# Data entries:
+ + +

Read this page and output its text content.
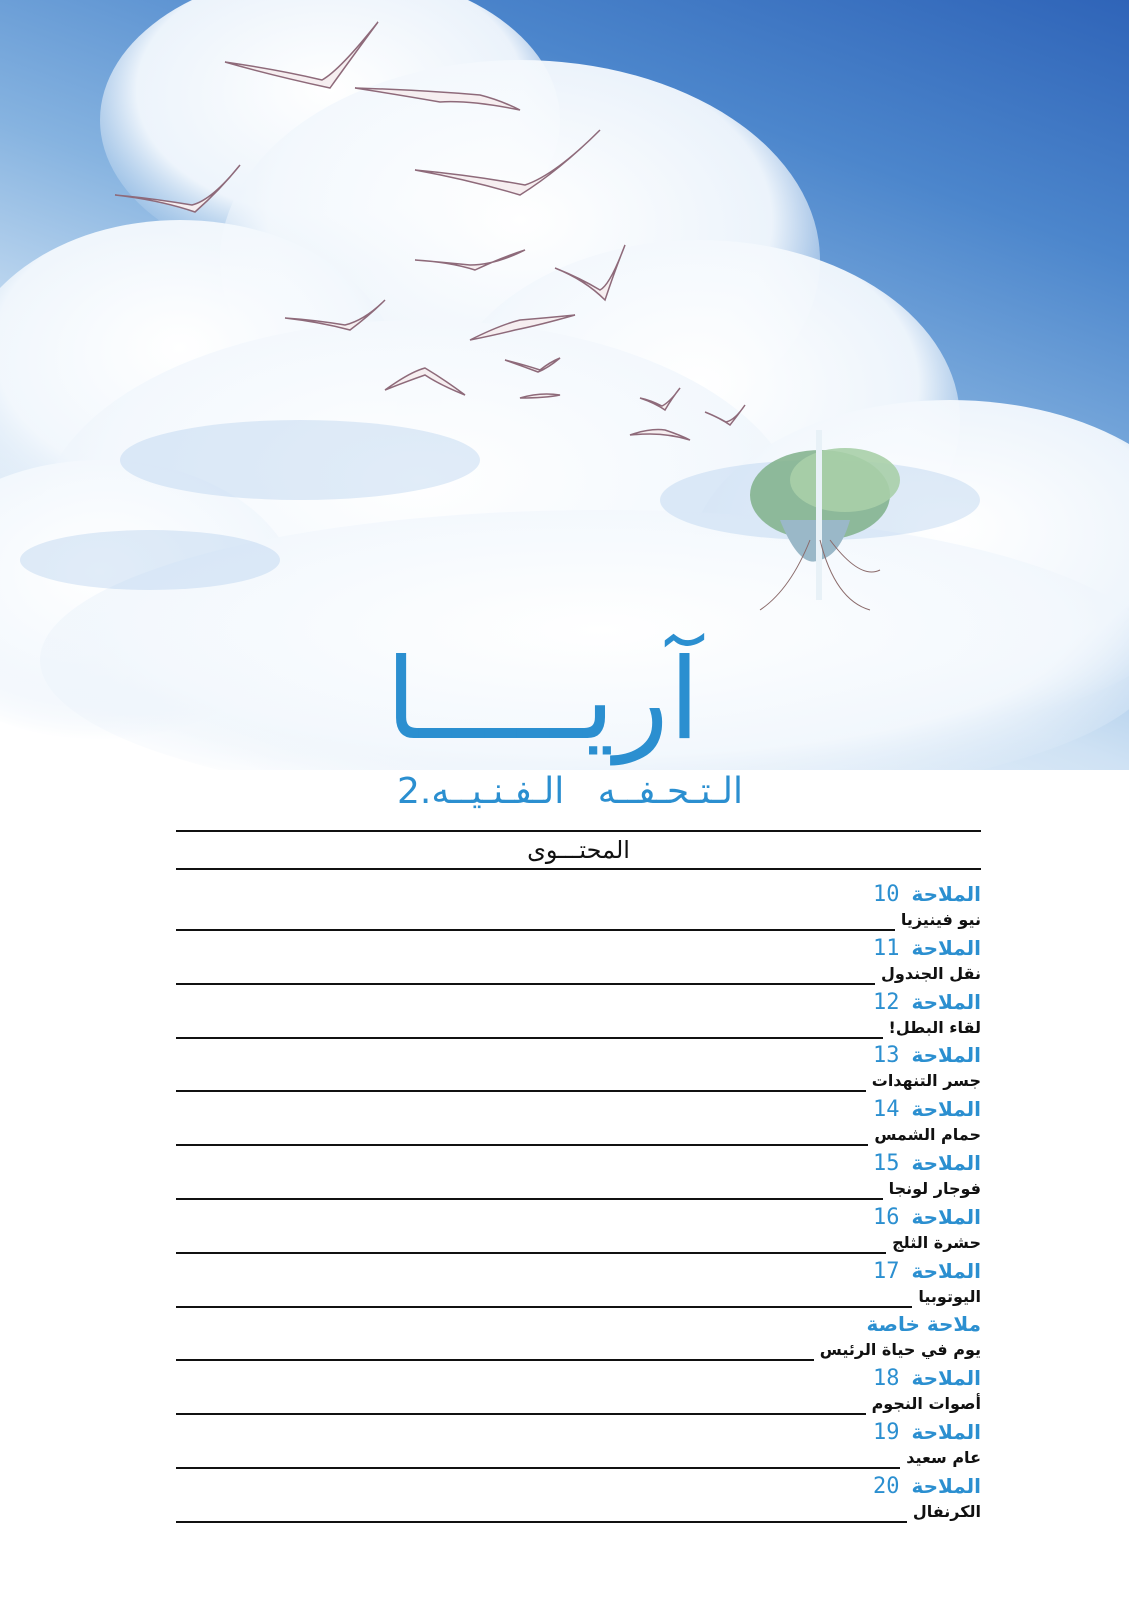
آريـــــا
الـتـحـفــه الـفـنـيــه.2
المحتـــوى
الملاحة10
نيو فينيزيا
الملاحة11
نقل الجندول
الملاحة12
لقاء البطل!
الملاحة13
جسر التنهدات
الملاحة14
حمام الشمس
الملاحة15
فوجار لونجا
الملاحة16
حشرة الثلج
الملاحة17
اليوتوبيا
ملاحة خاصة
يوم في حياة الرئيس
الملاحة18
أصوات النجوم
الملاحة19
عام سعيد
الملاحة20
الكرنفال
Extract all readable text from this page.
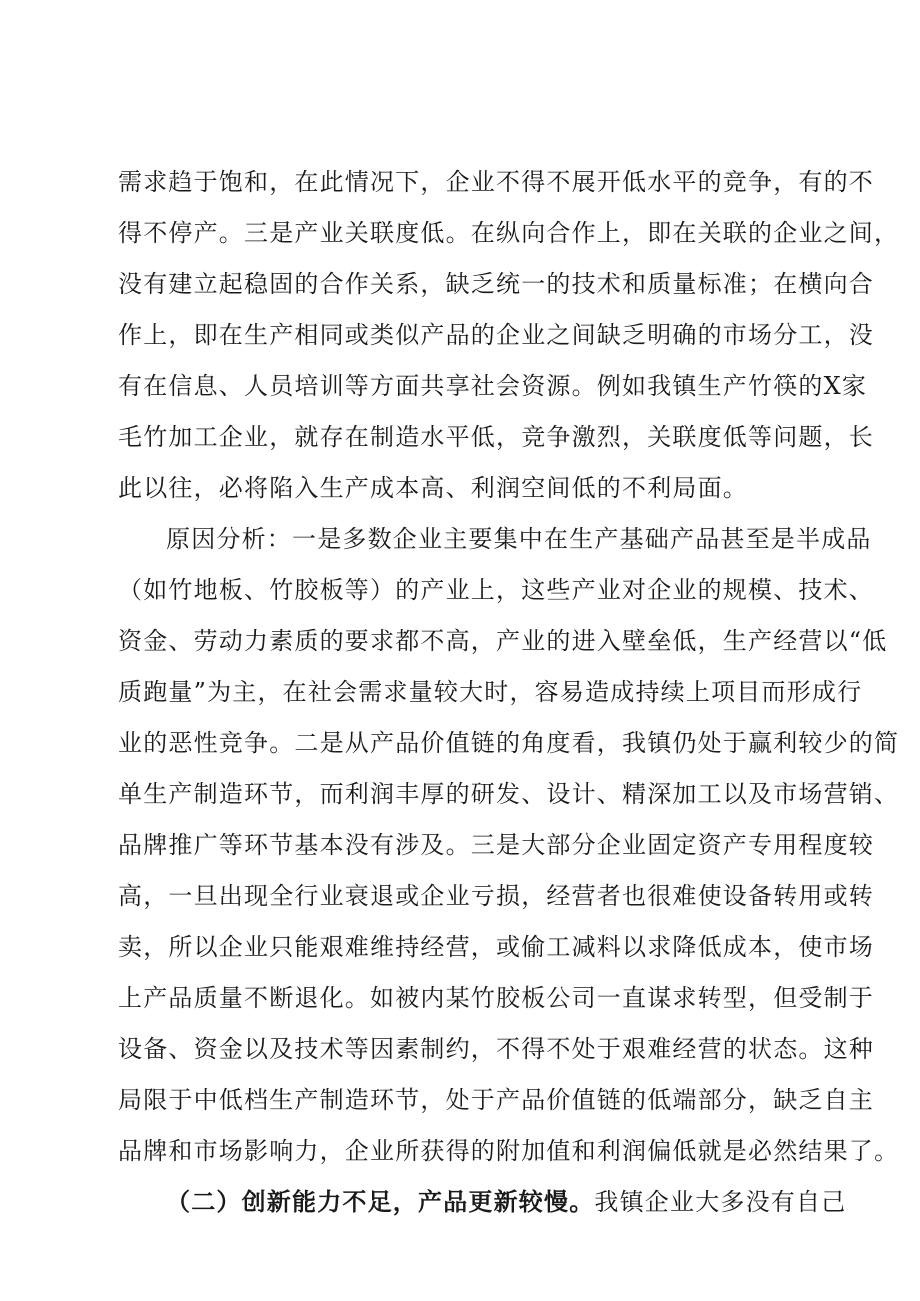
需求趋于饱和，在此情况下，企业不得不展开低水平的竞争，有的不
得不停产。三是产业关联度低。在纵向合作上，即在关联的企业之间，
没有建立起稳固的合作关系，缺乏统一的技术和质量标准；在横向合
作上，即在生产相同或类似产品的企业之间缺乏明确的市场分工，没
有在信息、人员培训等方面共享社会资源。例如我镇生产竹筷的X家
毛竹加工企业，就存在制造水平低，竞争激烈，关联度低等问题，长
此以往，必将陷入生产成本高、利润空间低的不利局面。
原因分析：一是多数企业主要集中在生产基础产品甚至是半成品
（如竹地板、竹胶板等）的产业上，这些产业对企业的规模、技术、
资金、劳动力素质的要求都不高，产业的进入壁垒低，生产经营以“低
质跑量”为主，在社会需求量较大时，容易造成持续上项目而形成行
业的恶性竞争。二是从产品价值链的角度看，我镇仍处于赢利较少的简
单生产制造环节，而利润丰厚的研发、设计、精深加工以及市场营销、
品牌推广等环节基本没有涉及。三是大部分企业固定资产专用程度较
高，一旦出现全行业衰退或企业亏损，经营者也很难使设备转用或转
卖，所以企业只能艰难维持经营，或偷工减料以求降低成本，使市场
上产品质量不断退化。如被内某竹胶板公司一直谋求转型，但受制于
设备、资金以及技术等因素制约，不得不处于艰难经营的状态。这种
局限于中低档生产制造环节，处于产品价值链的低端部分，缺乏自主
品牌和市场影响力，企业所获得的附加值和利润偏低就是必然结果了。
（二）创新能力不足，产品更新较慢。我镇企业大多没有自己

+ + +

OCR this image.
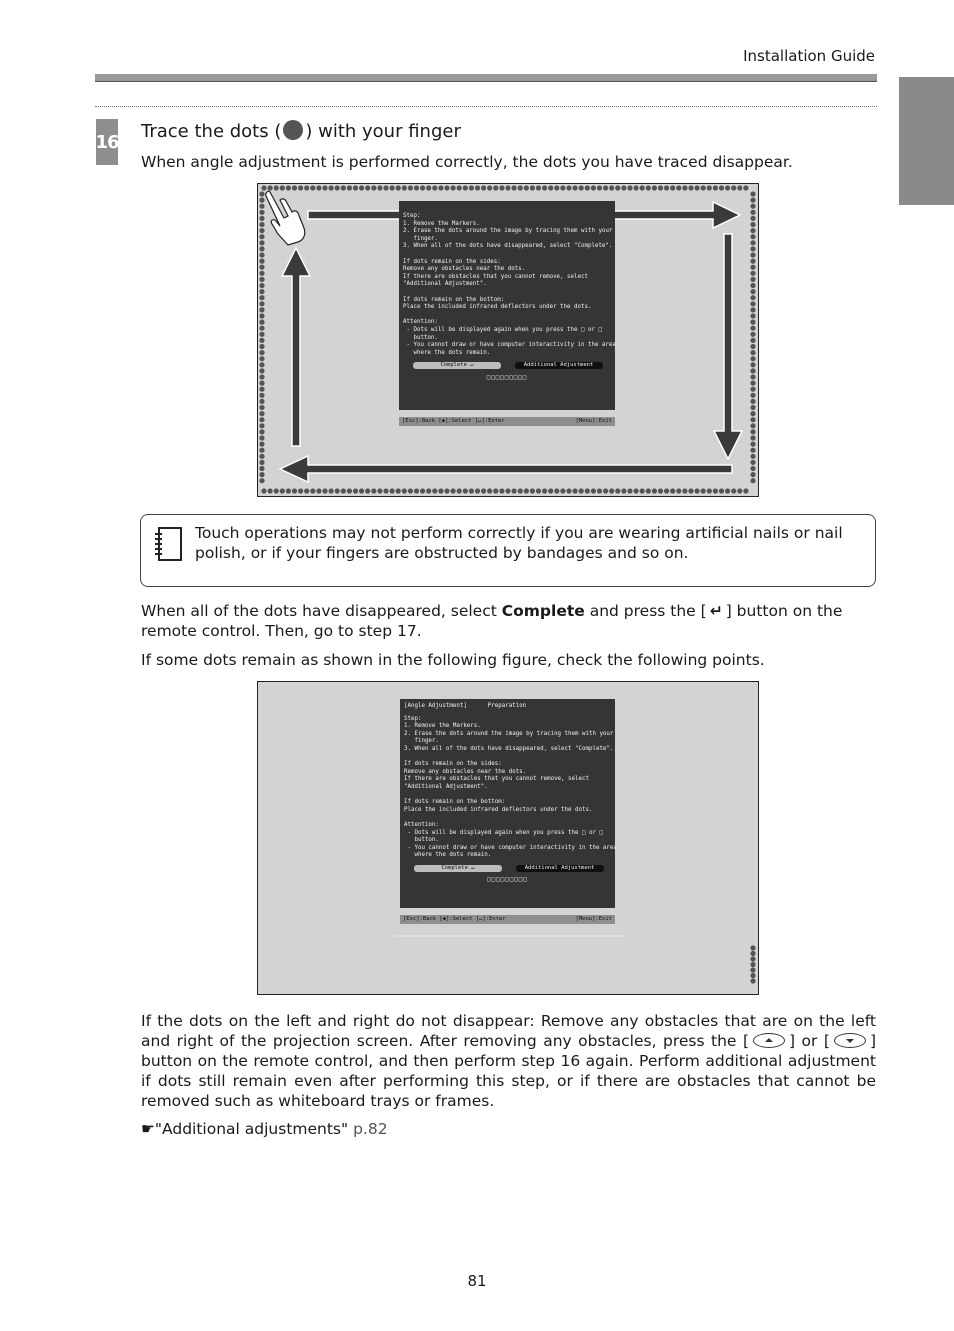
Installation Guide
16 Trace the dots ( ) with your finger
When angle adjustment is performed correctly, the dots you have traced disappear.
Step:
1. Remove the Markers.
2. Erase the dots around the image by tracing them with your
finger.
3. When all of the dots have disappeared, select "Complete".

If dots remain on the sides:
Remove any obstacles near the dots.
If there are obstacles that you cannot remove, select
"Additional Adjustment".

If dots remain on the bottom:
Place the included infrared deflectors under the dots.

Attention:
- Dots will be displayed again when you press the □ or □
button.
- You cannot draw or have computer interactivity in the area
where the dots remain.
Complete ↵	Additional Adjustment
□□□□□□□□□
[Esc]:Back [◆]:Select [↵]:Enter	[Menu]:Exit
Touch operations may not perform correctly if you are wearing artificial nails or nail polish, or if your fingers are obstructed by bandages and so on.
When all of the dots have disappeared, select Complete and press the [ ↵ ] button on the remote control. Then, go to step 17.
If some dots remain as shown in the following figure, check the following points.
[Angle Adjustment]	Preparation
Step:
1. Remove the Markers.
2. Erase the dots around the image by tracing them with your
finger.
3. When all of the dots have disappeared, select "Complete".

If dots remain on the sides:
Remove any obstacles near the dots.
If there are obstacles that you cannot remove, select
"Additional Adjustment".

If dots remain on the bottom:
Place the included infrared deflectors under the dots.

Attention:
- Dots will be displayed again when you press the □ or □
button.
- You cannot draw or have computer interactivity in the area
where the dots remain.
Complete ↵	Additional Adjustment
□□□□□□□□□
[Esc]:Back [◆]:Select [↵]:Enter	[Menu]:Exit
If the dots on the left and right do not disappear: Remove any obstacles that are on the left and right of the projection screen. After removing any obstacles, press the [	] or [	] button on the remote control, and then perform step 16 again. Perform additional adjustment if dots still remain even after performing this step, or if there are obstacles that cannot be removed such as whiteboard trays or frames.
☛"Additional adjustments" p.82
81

+ + +

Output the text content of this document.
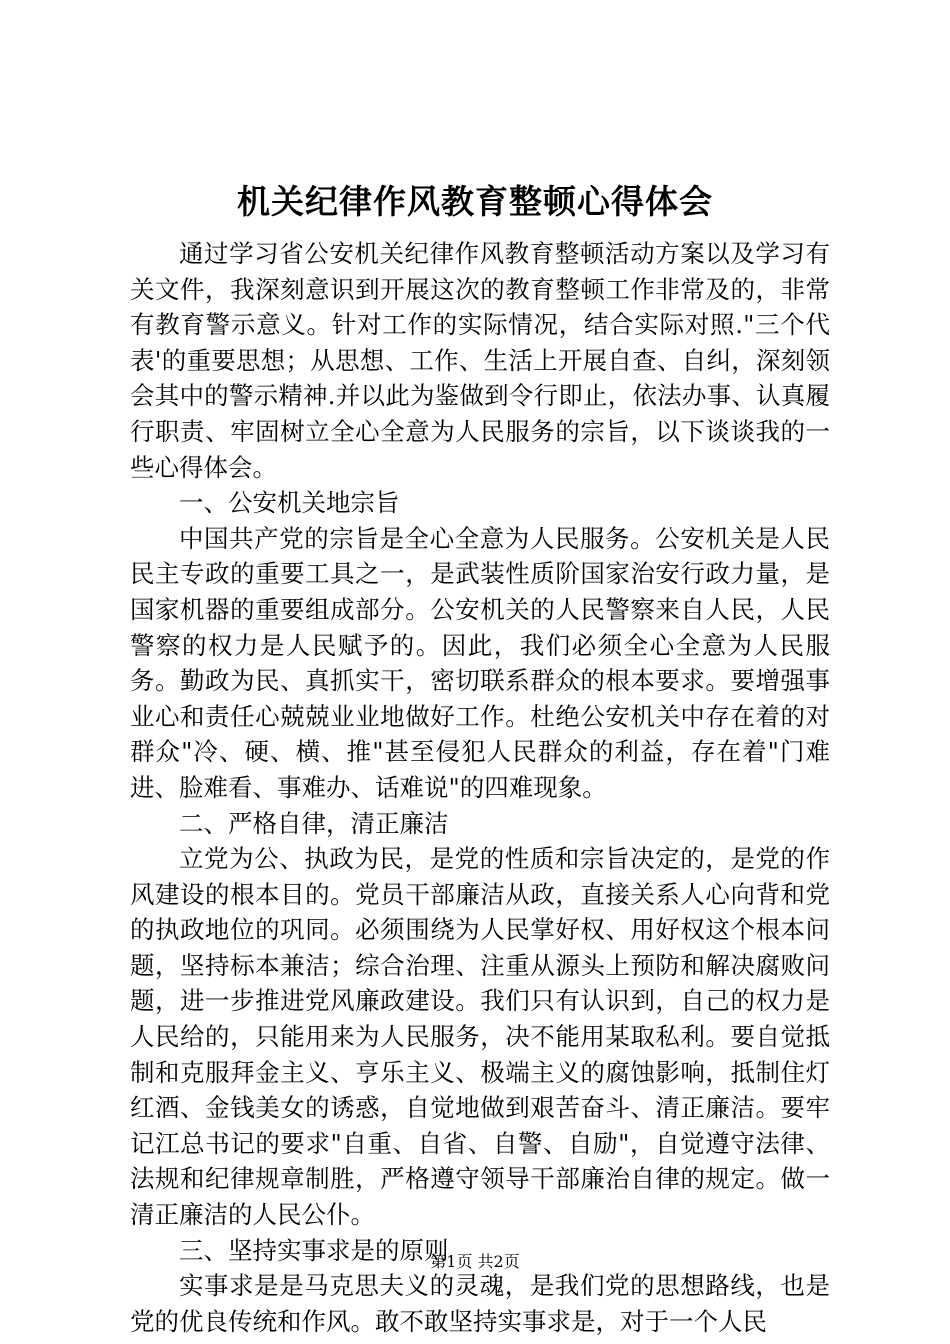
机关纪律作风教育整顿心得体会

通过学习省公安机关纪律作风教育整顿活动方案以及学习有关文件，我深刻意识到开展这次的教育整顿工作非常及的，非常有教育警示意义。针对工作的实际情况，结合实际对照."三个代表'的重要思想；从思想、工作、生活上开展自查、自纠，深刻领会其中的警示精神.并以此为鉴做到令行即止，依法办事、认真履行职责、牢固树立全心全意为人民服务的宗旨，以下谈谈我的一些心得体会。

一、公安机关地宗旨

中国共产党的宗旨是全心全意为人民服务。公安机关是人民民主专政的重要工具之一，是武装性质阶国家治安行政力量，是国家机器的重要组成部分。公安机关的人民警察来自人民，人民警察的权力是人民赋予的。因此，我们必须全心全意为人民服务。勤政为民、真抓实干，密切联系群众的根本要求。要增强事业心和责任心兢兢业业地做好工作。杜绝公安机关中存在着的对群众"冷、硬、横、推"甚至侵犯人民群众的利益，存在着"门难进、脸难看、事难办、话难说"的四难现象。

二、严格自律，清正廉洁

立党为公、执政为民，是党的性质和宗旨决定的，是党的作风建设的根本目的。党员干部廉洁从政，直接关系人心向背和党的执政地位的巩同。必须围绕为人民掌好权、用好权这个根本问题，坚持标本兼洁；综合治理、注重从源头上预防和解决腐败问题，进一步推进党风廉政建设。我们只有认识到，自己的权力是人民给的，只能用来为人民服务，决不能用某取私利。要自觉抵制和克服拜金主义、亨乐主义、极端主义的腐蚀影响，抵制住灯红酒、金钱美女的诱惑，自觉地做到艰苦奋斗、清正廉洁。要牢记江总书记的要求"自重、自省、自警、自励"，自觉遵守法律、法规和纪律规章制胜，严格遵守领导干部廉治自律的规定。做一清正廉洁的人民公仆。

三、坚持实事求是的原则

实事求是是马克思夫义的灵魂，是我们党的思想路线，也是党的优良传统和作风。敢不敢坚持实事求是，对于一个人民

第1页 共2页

+ + +

In the records shown above, how many lines include the word "control"? Answer with the number only.

# In response:
2